What is being asked →
Copy each line below exactly and leave the pictures out.

Exercise data →

-- -- --

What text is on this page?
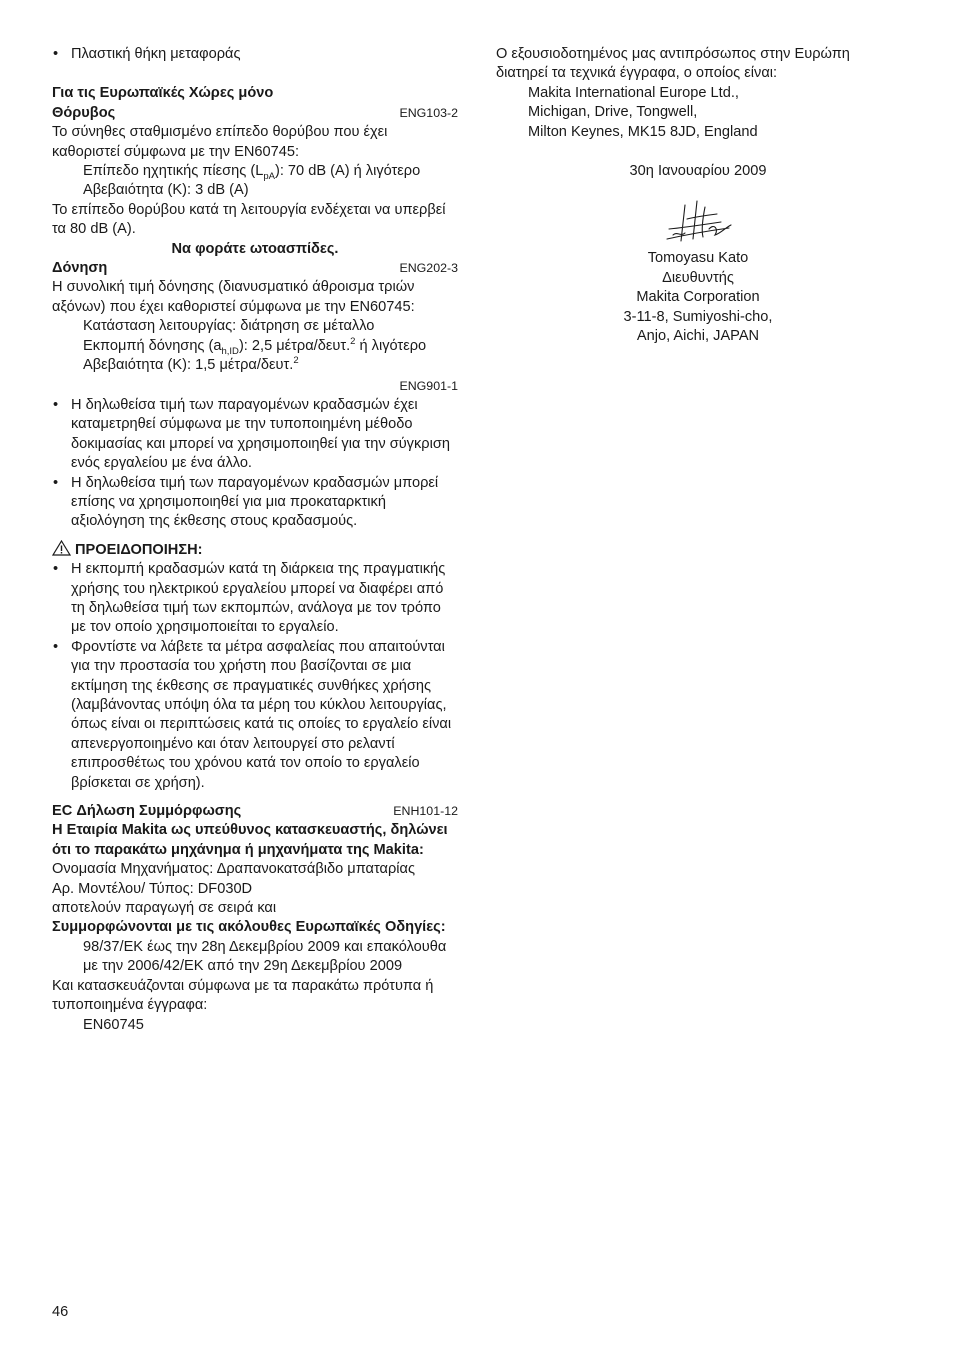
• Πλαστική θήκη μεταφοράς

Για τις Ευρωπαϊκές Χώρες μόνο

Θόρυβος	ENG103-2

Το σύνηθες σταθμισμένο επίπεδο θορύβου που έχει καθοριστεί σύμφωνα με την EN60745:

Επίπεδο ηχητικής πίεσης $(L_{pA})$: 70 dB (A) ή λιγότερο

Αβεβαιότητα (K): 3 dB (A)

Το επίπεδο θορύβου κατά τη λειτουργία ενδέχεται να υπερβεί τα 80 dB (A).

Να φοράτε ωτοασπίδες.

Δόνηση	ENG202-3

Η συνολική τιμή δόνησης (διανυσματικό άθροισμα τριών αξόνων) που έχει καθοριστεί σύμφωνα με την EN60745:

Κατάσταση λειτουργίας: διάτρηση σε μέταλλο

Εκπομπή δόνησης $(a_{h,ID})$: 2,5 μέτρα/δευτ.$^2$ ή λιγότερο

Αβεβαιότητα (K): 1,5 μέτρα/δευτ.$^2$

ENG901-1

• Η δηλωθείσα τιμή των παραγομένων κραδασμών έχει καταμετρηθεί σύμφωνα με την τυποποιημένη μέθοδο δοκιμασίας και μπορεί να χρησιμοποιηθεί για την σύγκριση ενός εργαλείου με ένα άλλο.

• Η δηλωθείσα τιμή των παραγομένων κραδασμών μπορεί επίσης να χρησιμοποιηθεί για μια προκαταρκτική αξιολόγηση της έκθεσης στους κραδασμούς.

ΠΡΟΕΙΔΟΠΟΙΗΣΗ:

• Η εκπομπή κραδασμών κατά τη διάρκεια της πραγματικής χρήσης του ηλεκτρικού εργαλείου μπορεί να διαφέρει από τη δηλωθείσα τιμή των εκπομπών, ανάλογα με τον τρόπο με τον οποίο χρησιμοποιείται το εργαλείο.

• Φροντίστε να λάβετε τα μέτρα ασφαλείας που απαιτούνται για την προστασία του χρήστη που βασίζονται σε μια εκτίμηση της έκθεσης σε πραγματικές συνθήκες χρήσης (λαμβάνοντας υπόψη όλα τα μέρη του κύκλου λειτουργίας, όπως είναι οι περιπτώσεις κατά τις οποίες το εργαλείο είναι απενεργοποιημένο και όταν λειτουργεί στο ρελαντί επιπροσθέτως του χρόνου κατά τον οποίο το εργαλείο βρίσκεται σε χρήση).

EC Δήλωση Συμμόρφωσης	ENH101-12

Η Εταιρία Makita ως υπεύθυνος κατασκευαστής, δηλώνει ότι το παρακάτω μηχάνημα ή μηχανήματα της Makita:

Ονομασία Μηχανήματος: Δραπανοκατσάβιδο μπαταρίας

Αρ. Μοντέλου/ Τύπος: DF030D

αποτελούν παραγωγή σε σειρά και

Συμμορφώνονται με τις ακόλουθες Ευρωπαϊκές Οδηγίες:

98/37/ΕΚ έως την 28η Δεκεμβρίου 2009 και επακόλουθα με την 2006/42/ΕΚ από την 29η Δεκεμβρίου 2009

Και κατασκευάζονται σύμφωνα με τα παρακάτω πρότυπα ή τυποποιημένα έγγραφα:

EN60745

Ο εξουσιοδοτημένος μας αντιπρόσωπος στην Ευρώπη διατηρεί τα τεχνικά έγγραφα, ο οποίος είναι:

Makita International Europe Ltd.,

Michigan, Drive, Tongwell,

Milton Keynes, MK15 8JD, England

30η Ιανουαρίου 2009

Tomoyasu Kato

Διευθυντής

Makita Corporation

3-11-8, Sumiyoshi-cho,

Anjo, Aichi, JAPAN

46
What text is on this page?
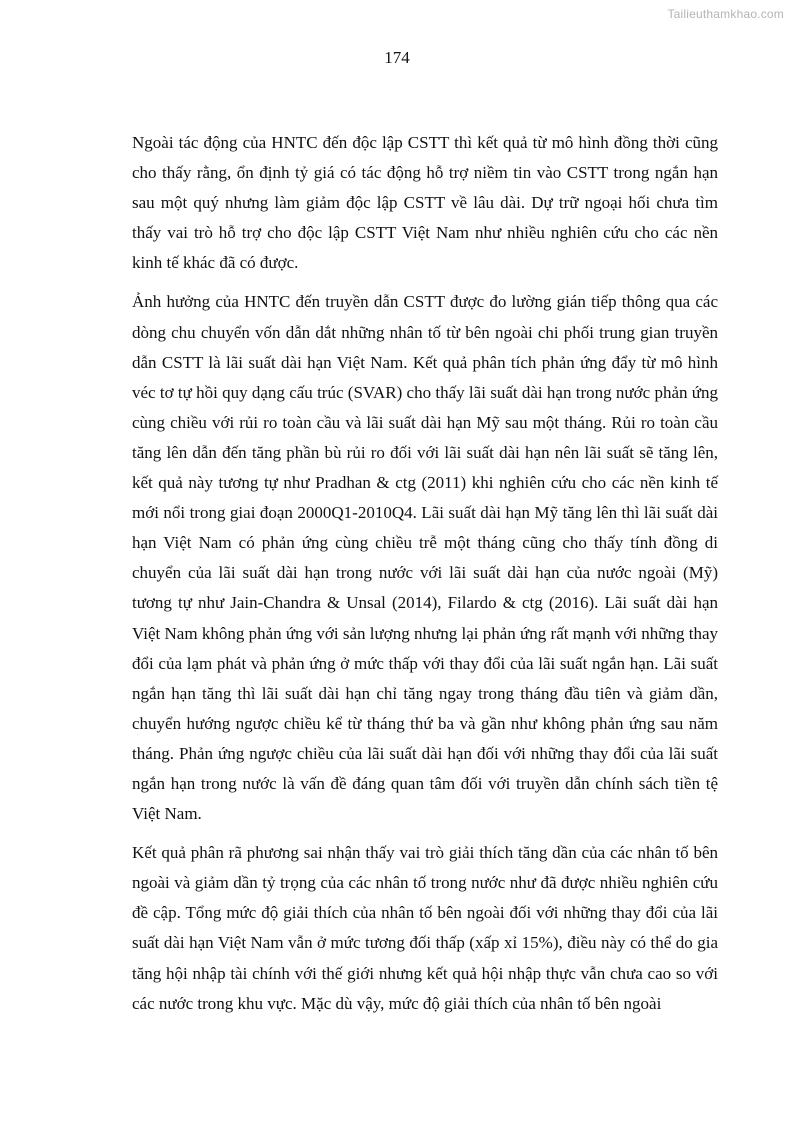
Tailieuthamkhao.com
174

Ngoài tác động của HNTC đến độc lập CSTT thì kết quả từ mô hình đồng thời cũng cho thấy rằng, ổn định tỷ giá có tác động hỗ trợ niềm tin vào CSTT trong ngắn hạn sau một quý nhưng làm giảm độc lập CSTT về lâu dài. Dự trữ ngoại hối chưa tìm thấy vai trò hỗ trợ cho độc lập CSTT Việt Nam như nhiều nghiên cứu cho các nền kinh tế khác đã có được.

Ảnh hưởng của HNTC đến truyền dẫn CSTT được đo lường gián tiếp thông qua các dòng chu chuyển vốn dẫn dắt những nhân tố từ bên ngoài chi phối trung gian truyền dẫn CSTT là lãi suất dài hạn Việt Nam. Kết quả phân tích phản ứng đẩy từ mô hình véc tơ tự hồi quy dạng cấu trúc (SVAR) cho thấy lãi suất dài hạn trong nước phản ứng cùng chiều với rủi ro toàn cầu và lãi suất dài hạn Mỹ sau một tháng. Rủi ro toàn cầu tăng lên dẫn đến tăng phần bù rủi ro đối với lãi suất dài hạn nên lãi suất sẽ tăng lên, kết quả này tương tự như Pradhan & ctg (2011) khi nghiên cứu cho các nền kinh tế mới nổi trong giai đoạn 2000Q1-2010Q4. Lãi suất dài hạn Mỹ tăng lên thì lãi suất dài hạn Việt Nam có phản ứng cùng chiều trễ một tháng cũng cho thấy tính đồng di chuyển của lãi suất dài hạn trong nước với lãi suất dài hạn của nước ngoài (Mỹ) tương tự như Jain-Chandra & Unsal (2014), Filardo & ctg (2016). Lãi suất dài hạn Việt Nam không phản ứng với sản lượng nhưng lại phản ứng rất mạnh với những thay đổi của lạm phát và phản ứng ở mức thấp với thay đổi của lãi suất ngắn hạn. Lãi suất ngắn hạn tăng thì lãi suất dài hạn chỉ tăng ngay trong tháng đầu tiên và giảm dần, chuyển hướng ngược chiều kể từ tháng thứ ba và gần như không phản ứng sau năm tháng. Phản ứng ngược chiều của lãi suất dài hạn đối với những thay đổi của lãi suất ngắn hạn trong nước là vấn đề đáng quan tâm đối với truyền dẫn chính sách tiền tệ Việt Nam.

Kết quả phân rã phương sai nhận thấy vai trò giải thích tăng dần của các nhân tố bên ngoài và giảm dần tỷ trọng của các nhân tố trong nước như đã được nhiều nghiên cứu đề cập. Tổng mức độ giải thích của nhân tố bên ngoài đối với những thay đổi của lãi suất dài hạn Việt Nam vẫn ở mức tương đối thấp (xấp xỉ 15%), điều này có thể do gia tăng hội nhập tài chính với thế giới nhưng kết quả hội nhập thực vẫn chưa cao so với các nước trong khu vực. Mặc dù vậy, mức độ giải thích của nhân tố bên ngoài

-- -- --

Task result →
What text is on this page?
• Πλαστική θήκη μεταφοράς

Για τις Ευρωπαϊκές Χώρες μόνο

Θόρυβος	ENG103-2

Το σύνηθες σταθμισμένο επίπεδο θορύβου που έχει καθοριστεί σύμφωνα με την EN60745:

Επίπεδο ηχητικής πίεσης $(L_{pA})$: 70 dB (A) ή λιγότερο

Αβεβαιότητα (K): 3 dB (A)

Το επίπεδο θορύβου κατά τη λειτουργία ενδέχεται να υπερβεί τα 80 dB (A).

Να φοράτε ωτοασπίδες.

Δόνηση	ENG202-3

Η συνολική τιμή δόνησης (διανυσματικό άθροισμα τριών αξόνων) που έχει καθοριστεί σύμφωνα με την EN60745:

Κατάσταση λειτουργίας: διάτρηση σε μέταλλο

Εκπομπή δόνησης $(a_{h,ID})$: 2,5 μέτρα/δευτ.$^2$ ή λιγότερο

Αβεβαιότητα (K): 1,5 μέτρα/δευτ.$^2$

ENG901-1

• Η δηλωθείσα τιμή των παραγομένων κραδασμών έχει καταμετρηθεί σύμφωνα με την τυποποιημένη μέθοδο δοκιμασίας και μπορεί να χρησιμοποιηθεί για την σύγκριση ενός εργαλείου με ένα άλλο.

• Η δηλωθείσα τιμή των παραγομένων κραδασμών μπορεί επίσης να χρησιμοποιηθεί για μια προκαταρκτική αξιολόγηση της έκθεσης στους κραδασμούς.

ΠΡΟΕΙΔΟΠΟΙΗΣΗ:

• Η εκπομπή κραδασμών κατά τη διάρκεια της πραγματικής χρήσης του ηλεκτρικού εργαλείου μπορεί να διαφέρει από τη δηλωθείσα τιμή των εκπομπών, ανάλογα με τον τρόπο με τον οποίο χρησιμοποιείται το εργαλείο.

• Φροντίστε να λάβετε τα μέτρα ασφαλείας που απαιτούνται για την προστασία του χρήστη που βασίζονται σε μια εκτίμηση της έκθεσης σε πραγματικές συνθήκες χρήσης (λαμβάνοντας υπόψη όλα τα μέρη του κύκλου λειτουργίας, όπως είναι οι περιπτώσεις κατά τις οποίες το εργαλείο είναι απενεργοποιημένο και όταν λειτουργεί στο ρελαντί επιπροσθέτως του χρόνου κατά τον οποίο το εργαλείο βρίσκεται σε χρήση).

EC Δήλωση Συμμόρφωσης	ENH101-12

Η Εταιρία Makita ως υπεύθυνος κατασκευαστής, δηλώνει ότι το παρακάτω μηχάνημα ή μηχανήματα της Makita:

Ονομασία Μηχανήματος: Δραπανοκατσάβιδο μπαταρίας

Αρ. Μοντέλου/ Τύπος: DF030D

αποτελούν παραγωγή σε σειρά και

Συμμορφώνονται με τις ακόλουθες Ευρωπαϊκές Οδηγίες:

98/37/ΕΚ έως την 28η Δεκεμβρίου 2009 και επακόλουθα με την 2006/42/ΕΚ από την 29η Δεκεμβρίου 2009

Και κατασκευάζονται σύμφωνα με τα παρακάτω πρότυπα ή τυποποιημένα έγγραφα:

EN60745

Ο εξουσιοδοτημένος μας αντιπρόσωπος στην Ευρώπη διατηρεί τα τεχνικά έγγραφα, ο οποίος είναι:

Makita International Europe Ltd.,

Michigan, Drive, Tongwell,

Milton Keynes, MK15 8JD, England

30η Ιανουαρίου 2009

Tomoyasu Kato

Διευθυντής

Makita Corporation

3-11-8, Sumiyoshi-cho,

Anjo, Aichi, JAPAN

46
What text is on this page?
Tailieuthamkhao.com
174

Ngoài tác động của HNTC đến độc lập CSTT thì kết quả từ mô hình đồng thời cũng cho thấy rằng, ổn định tỷ giá có tác động hỗ trợ niềm tin vào CSTT trong ngắn hạn sau một quý nhưng làm giảm độc lập CSTT về lâu dài. Dự trữ ngoại hối chưa tìm thấy vai trò hỗ trợ cho độc lập CSTT Việt Nam như nhiều nghiên cứu cho các nền kinh tế khác đã có được.

Ảnh hưởng của HNTC đến truyền dẫn CSTT được đo lường gián tiếp thông qua các dòng chu chuyển vốn dẫn dắt những nhân tố từ bên ngoài chi phối trung gian truyền dẫn CSTT là lãi suất dài hạn Việt Nam. Kết quả phân tích phản ứng đẩy từ mô hình véc tơ tự hồi quy dạng cấu trúc (SVAR) cho thấy lãi suất dài hạn trong nước phản ứng cùng chiều với rủi ro toàn cầu và lãi suất dài hạn Mỹ sau một tháng. Rủi ro toàn cầu tăng lên dẫn đến tăng phần bù rủi ro đối với lãi suất dài hạn nên lãi suất sẽ tăng lên, kết quả này tương tự như Pradhan & ctg (2011) khi nghiên cứu cho các nền kinh tế mới nổi trong giai đoạn 2000Q1-2010Q4. Lãi suất dài hạn Mỹ tăng lên thì lãi suất dài hạn Việt Nam có phản ứng cùng chiều trễ một tháng cũng cho thấy tính đồng di chuyển của lãi suất dài hạn trong nước với lãi suất dài hạn của nước ngoài (Mỹ) tương tự như Jain-Chandra & Unsal (2014), Filardo & ctg (2016). Lãi suất dài hạn Việt Nam không phản ứng với sản lượng nhưng lại phản ứng rất mạnh với những thay đổi của lạm phát và phản ứng ở mức thấp với thay đổi của lãi suất ngắn hạn. Lãi suất ngắn hạn tăng thì lãi suất dài hạn chỉ tăng ngay trong tháng đầu tiên và giảm dần, chuyển hướng ngược chiều kể từ tháng thứ ba và gần như không phản ứng sau năm tháng. Phản ứng ngược chiều của lãi suất dài hạn đối với những thay đổi của lãi suất ngắn hạn trong nước là vấn đề đáng quan tâm đối với truyền dẫn chính sách tiền tệ Việt Nam.

Kết quả phân rã phương sai nhận thấy vai trò giải thích tăng dần của các nhân tố bên ngoài và giảm dần tỷ trọng của các nhân tố trong nước như đã được nhiều nghiên cứu đề cập. Tổng mức độ giải thích của nhân tố bên ngoài đối với những thay đổi của lãi suất dài hạn Việt Nam vẫn ở mức tương đối thấp (xấp xỉ 15%), điều này có thể do gia tăng hội nhập tài chính với thế giới nhưng kết quả hội nhập thực vẫn chưa cao so với các nước trong khu vực. Mặc dù vậy, mức độ giải thích của nhân tố bên ngoài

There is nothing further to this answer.